» **The records**:
-*-*-
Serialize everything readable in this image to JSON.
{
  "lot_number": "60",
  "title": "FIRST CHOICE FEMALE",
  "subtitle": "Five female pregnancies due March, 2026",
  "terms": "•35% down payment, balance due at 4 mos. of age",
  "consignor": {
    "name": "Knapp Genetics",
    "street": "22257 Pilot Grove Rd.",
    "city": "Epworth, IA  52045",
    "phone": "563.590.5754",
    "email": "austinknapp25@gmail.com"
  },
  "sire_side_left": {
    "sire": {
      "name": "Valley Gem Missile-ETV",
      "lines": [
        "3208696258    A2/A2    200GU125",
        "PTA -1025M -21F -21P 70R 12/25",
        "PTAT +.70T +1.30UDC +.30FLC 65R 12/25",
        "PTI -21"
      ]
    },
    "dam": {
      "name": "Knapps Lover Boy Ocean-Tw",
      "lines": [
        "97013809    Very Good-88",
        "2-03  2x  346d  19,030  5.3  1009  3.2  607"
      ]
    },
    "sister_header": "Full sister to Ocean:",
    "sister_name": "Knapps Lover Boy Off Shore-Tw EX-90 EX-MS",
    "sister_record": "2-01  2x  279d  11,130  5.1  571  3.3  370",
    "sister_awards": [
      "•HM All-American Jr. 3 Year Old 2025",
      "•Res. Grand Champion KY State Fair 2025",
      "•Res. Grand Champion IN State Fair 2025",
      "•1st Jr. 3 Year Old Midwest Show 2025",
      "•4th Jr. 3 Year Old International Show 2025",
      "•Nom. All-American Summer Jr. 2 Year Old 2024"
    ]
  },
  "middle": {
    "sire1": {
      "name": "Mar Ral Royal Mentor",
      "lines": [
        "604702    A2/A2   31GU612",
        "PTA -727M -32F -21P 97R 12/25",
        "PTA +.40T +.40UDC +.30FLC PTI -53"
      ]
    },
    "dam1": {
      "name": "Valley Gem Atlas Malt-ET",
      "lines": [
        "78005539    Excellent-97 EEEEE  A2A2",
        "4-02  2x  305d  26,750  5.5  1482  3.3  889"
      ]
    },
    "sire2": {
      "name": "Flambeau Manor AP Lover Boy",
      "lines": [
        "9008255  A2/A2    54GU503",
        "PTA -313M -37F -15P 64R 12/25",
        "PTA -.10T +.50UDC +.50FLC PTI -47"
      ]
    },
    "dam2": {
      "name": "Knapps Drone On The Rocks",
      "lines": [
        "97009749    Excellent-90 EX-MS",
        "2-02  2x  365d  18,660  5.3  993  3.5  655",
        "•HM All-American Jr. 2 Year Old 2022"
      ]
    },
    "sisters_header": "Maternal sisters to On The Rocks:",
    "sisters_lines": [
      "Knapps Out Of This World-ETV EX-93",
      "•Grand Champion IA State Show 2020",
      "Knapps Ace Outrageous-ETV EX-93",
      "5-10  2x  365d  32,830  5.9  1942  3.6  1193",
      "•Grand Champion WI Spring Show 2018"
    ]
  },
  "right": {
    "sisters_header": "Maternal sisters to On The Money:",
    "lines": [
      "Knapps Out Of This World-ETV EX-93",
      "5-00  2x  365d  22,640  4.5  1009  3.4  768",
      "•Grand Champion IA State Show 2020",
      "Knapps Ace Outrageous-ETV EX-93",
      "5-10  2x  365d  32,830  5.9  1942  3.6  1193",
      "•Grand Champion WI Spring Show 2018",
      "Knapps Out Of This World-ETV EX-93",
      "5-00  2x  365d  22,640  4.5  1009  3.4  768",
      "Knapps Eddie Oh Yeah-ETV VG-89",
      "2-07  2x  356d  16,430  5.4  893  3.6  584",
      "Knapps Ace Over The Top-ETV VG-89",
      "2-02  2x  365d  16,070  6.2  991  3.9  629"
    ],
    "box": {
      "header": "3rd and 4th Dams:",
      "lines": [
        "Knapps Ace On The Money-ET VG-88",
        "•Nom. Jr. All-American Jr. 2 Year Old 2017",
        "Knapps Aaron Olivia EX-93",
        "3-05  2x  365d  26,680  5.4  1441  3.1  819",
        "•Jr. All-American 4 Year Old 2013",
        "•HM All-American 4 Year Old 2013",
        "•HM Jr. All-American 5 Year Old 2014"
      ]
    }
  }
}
-*-*-
» **The request**:
All lines holding the word "State" should be picked out and copied.

» **Solution for this problem**:
      "•Res. Grand Champion KY State Fair 2025",
      "•Res. Grand Champion IN State Fair 2025",
      "•Grand Champion IA State Show 2020",
      "•Grand Champion IA State Show 2020",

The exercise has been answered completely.